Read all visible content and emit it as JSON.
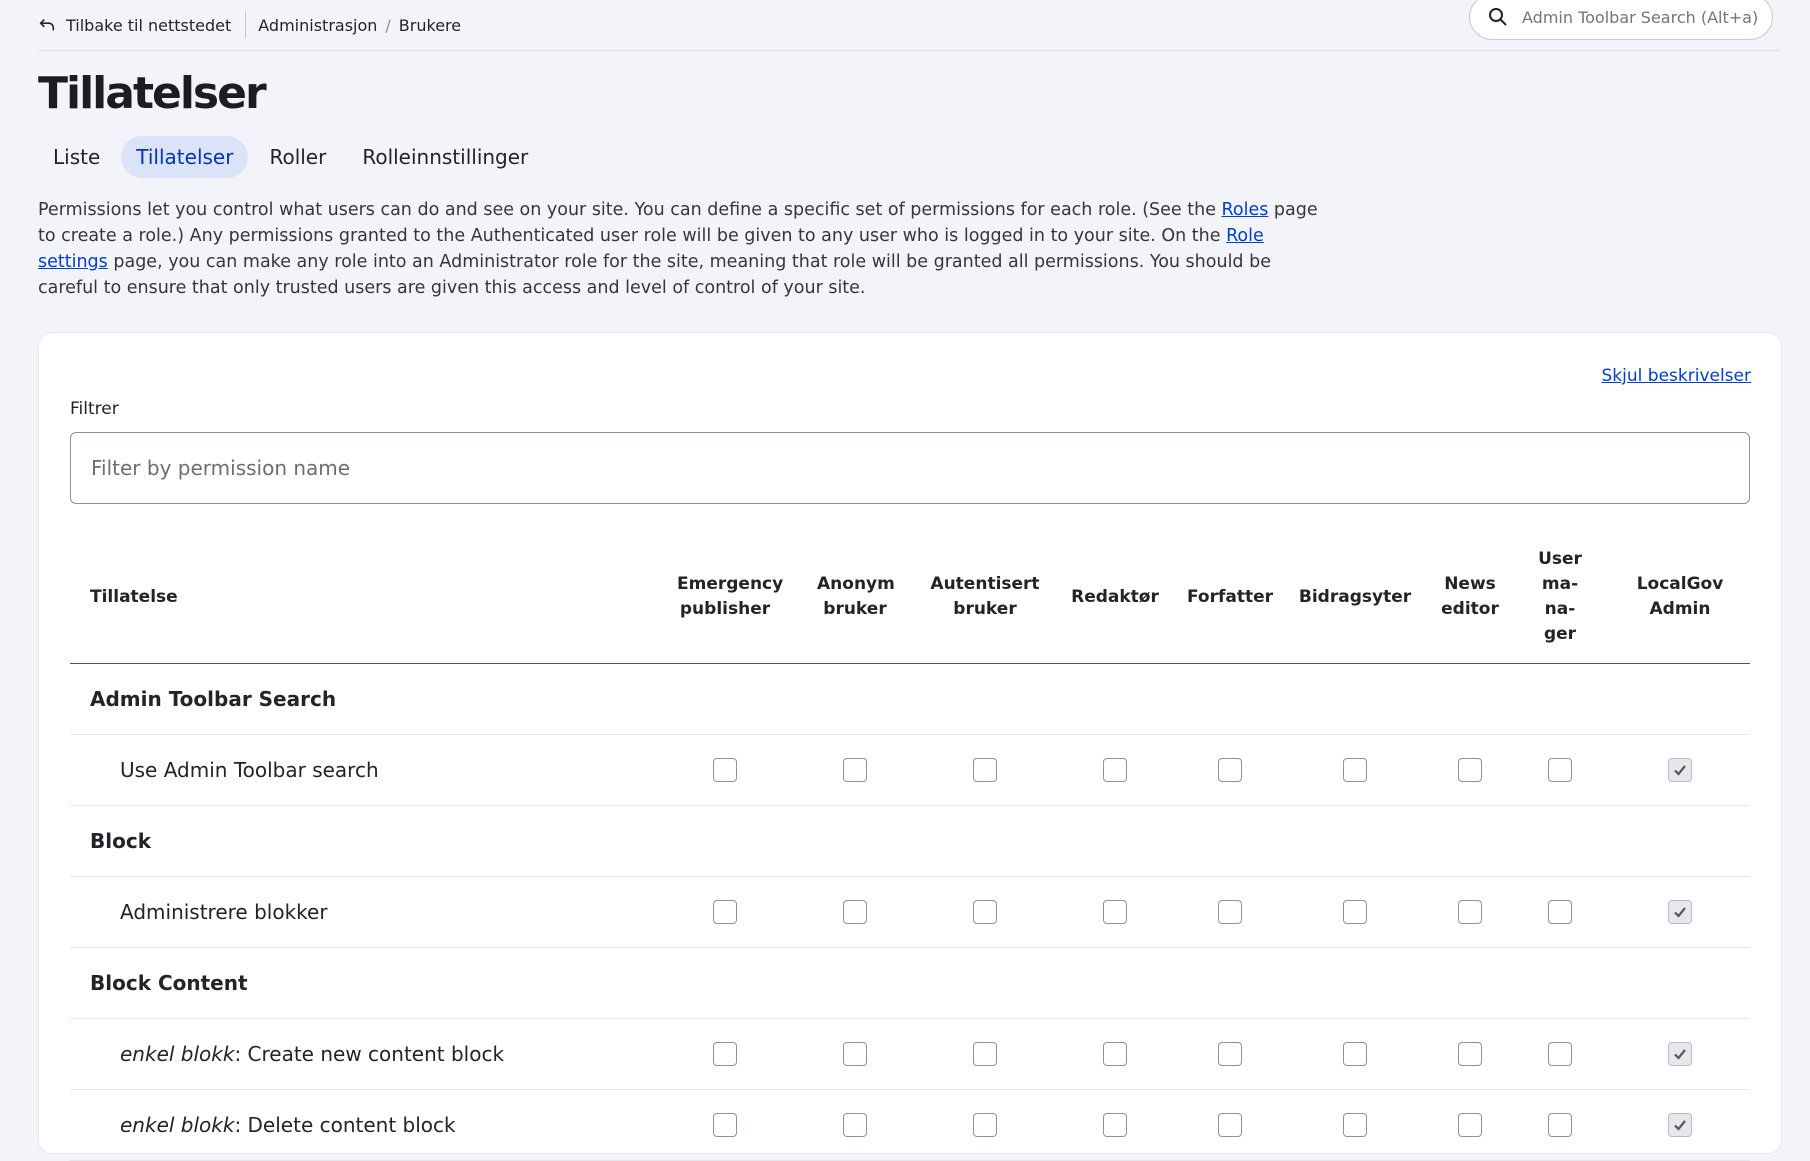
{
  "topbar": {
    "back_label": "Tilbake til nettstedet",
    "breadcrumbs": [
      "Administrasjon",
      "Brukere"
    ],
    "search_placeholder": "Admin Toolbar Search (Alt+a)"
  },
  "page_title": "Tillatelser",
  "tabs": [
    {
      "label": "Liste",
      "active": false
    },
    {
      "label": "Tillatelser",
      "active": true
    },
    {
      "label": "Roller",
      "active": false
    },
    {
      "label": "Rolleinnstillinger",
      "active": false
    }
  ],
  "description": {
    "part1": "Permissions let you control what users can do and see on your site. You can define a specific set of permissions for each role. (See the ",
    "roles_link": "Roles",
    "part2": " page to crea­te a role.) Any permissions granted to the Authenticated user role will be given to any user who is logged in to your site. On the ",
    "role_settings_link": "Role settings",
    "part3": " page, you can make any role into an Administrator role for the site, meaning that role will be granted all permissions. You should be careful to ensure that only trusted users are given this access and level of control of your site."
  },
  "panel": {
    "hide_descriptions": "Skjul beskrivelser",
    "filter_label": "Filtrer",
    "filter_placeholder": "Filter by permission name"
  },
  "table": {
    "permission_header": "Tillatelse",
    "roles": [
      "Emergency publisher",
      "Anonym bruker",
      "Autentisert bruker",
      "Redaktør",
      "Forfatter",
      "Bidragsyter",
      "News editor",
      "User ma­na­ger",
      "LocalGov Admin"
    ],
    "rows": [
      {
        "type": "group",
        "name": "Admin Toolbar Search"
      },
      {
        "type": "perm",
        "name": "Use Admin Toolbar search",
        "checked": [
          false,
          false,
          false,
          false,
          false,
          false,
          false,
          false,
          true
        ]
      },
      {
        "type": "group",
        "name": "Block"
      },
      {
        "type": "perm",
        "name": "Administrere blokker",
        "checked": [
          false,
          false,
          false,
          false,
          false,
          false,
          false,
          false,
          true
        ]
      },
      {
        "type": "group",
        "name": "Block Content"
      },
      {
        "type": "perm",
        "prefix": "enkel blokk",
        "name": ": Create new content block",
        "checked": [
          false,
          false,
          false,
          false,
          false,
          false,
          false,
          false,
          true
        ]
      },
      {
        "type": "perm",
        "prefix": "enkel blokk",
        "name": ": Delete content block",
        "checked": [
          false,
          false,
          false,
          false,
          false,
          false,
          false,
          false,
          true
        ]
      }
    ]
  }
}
● ● ● ● ●
[Written problem]
Where does the word "granted" appear? Return each line that holds it.

[Answer for the task]
    "part2": " page to crea­te a role.) Any permissions granted to the Authenticated user role will be given to any user who is logged in to your site. On the ",
    "part3": " page, you can make any role into an Administrator role for the site, meaning that role will be granted all permissions. You should be careful to ensure that only trusted users are given this access and level of control of your site."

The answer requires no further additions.